DATA LISTING:
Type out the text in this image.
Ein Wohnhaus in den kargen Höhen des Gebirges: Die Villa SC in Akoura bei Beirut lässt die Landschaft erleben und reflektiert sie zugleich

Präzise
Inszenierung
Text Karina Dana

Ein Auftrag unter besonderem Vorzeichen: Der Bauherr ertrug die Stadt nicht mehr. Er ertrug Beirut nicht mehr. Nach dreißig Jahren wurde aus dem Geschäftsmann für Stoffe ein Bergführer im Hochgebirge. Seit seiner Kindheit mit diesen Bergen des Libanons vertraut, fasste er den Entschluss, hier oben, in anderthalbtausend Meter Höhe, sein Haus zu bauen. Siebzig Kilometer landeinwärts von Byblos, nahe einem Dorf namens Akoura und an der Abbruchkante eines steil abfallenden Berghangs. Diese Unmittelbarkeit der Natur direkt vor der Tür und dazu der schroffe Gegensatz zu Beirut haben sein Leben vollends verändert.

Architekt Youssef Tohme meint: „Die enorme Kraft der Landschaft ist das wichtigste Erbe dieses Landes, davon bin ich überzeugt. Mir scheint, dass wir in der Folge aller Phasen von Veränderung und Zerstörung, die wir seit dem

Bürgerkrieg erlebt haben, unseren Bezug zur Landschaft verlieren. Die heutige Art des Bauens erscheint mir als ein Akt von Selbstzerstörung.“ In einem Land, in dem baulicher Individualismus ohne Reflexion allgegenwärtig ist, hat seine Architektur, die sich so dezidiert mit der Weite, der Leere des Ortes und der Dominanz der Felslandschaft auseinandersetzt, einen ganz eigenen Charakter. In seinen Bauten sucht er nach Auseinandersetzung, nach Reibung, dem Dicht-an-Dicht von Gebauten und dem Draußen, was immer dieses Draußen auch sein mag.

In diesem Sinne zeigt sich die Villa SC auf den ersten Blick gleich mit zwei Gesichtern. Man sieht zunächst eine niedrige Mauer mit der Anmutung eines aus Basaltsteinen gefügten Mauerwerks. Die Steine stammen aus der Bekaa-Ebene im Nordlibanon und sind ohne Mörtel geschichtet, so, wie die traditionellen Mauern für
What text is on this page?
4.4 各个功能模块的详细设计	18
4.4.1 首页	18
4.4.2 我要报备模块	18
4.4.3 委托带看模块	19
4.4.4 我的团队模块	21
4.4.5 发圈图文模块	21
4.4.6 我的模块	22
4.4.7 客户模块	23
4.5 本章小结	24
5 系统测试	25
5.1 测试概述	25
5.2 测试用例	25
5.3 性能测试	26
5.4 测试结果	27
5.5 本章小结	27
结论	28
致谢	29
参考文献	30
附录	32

YOUR TASK:
Can you give every line above again, exactly as written?

CORRECT OUTPUT:
Type out the text in this image.
Ein Wohnhaus in den kargen Höhen des Gebirges: Die Villa SC in Akoura bei Beirut lässt die Landschaft erleben und reflektiert sie zugleich

Präzise
Inszenierung
Text Karina Dana

Ein Auftrag unter besonderem Vorzeichen: Der Bauherr ertrug die Stadt nicht mehr. Er ertrug Beirut nicht mehr. Nach dreißig Jahren wurde aus dem Geschäftsmann für Stoffe ein Bergführer im Hochgebirge. Seit seiner Kindheit mit diesen Bergen des Libanons vertraut, fasste er den Entschluss, hier oben, in anderthalbtausend Meter Höhe, sein Haus zu bauen. Siebzig Kilometer landeinwärts von Byblos, nahe einem Dorf namens Akoura und an der Abbruchkante eines steil abfallenden Berghangs. Diese Unmittelbarkeit der Natur direkt vor der Tür und dazu der schroffe Gegensatz zu Beirut haben sein Leben vollends verändert.

Architekt Youssef Tohme meint: „Die enorme Kraft der Landschaft ist das wichtigste Erbe dieses Landes, davon bin ich überzeugt. Mir scheint, dass wir in der Folge aller Phasen von Veränderung und Zerstörung, die wir seit dem

Bürgerkrieg erlebt haben, unseren Bezug zur Landschaft verlieren. Die heutige Art des Bauens erscheint mir als ein Akt von Selbstzerstörung.“ In einem Land, in dem baulicher Individualismus ohne Reflexion allgegenwärtig ist, hat seine Architektur, die sich so dezidiert mit der Weite, der Leere des Ortes und der Dominanz der Felslandschaft auseinandersetzt, einen ganz eigenen Charakter. In seinen Bauten sucht er nach Auseinandersetzung, nach Reibung, dem Dicht-an-Dicht von Gebauten und dem Draußen, was immer dieses Draußen auch sein mag.

In diesem Sinne zeigt sich die Villa SC auf den ersten Blick gleich mit zwei Gesichtern. Man sieht zunächst eine niedrige Mauer mit der Anmutung eines aus Basaltsteinen gefügten Mauerwerks. Die Steine stammen aus der Bekaa-Ebene im Nordlibanon und sind ohne Mörtel geschichtet, so, wie die traditionellen Mauern für
What text is on this page?
4.4 各个功能模块的详细设计	18
4.4.1 首页	18
4.4.2 我要报备模块	18
4.4.3 委托带看模块	19
4.4.4 我的团队模块	21
4.4.5 发圈图文模块	21
4.4.6 我的模块	22
4.4.7 客户模块	23
4.5 本章小结	24
5 系统测试	25
5.1 测试概述	25
5.2 测试用例	25
5.3 性能测试	26
5.4 测试结果	27
5.5 本章小结	27
结论	28
致谢	29
参考文献	30
附录	32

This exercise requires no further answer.